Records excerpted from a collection
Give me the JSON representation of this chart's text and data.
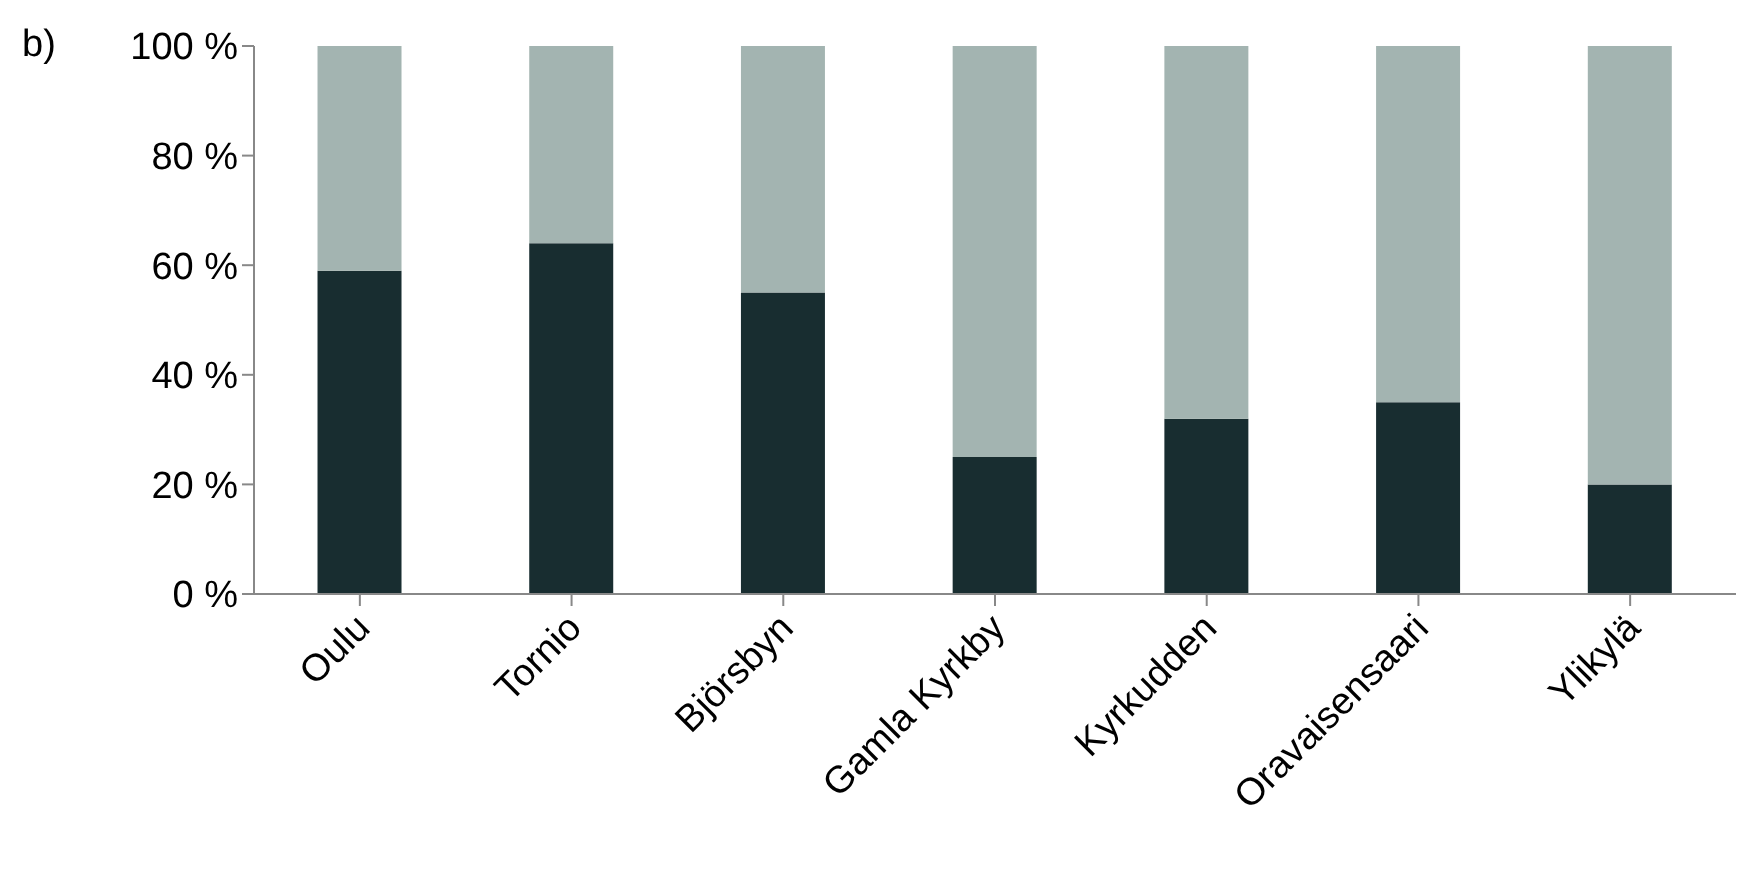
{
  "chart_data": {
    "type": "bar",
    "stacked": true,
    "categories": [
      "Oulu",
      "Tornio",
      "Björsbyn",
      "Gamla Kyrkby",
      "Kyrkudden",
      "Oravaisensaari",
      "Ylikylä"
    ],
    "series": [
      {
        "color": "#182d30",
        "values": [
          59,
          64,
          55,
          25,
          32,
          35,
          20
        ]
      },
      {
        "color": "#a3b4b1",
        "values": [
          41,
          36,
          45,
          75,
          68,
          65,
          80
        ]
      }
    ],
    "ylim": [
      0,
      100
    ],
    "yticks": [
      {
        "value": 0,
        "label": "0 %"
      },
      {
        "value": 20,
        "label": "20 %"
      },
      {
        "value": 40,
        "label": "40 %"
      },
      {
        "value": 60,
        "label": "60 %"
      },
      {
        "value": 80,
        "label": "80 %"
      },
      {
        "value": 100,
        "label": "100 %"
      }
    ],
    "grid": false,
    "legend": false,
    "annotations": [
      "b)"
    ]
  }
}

--

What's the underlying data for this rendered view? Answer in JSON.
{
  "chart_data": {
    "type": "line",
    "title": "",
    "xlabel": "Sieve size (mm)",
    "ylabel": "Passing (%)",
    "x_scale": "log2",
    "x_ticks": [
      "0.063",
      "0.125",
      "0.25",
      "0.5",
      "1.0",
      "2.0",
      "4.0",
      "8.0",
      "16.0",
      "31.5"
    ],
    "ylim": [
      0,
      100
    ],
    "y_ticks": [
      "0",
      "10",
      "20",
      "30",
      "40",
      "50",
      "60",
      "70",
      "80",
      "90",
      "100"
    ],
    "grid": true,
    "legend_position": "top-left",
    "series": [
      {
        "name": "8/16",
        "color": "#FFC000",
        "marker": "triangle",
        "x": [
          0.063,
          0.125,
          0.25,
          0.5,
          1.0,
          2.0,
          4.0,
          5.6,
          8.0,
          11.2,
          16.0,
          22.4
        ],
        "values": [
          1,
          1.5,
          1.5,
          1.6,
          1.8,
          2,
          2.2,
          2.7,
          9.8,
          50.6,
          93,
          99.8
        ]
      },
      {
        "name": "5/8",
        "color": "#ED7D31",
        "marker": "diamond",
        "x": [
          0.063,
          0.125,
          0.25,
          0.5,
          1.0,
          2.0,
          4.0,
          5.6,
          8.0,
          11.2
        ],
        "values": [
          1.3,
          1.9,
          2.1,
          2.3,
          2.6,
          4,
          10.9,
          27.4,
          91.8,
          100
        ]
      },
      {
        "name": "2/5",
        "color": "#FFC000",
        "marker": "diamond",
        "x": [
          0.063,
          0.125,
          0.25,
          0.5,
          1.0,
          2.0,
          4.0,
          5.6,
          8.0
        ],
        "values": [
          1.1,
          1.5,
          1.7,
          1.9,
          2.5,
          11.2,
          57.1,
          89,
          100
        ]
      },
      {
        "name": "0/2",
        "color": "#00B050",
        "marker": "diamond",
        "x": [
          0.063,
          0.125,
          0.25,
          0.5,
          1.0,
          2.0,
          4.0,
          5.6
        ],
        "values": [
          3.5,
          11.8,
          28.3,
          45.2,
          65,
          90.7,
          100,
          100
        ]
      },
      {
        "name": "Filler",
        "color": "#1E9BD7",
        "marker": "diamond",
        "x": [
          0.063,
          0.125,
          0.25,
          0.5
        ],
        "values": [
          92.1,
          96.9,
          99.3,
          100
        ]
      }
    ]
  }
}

#### The problem
State how many lines include the string "JSON". Give no other information.

#### Exercise output
2